(Records)

[BEGIN]

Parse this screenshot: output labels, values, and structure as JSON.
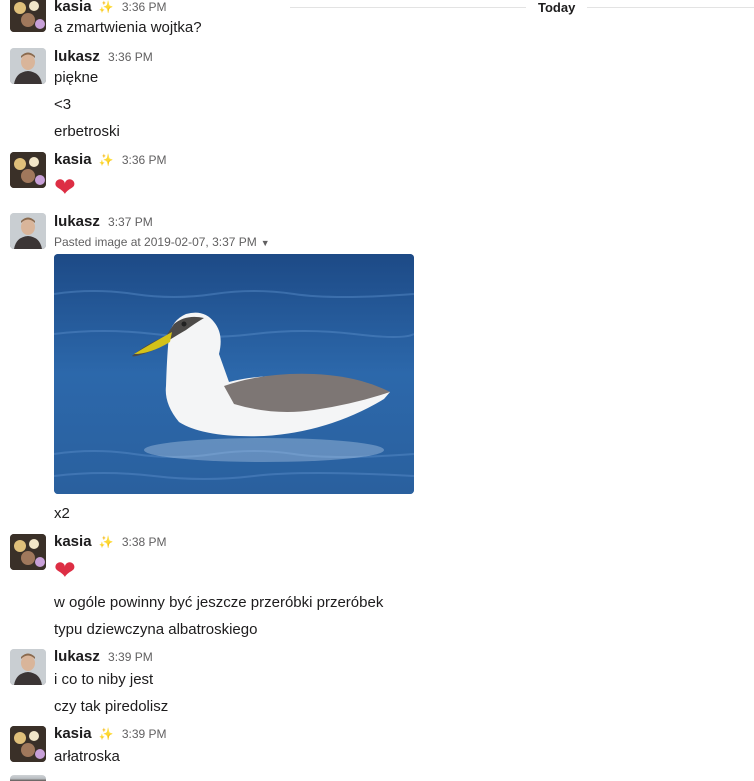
{
  "day_divider": "Today",
  "messages": [
    {
      "author": "kasia",
      "time": "3:36 PM",
      "badge": "✨",
      "lines": [
        "a zmartwienia wojtka?"
      ]
    },
    {
      "author": "lukasz",
      "time": "3:36 PM",
      "lines": [
        "piękne",
        "<3",
        "erbetroski"
      ]
    },
    {
      "author": "kasia",
      "time": "3:36 PM",
      "badge": "✨",
      "reaction": "❤"
    },
    {
      "author": "lukasz",
      "time": "3:37 PM",
      "attachment": {
        "label": "Pasted image at 2019-02-07, 3:37 PM",
        "alt": "albatross on blue water"
      },
      "lines": [
        "x2"
      ]
    },
    {
      "author": "kasia",
      "time": "3:38 PM",
      "badge": "✨",
      "reaction": "❤",
      "lines": [
        "w ogóle powinny być jeszcze przeróbki przeróbek",
        "typu dziewczyna albatroskiego"
      ]
    },
    {
      "author": "lukasz",
      "time": "3:39 PM",
      "lines": [
        "i co to niby jest",
        "czy tak piredolisz"
      ]
    },
    {
      "author": "kasia",
      "time": "3:39 PM",
      "badge": "✨",
      "lines": [
        "arłatroska"
      ]
    }
  ],
  "colors": {
    "heart": "#dd2e44",
    "water": "#2b66a8"
  }
}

[END]

## [PROBLEM DESCRIPTION]
Count how many lines above include the word "water" and answer with that figure only.

## [TASK SOLUTION]
2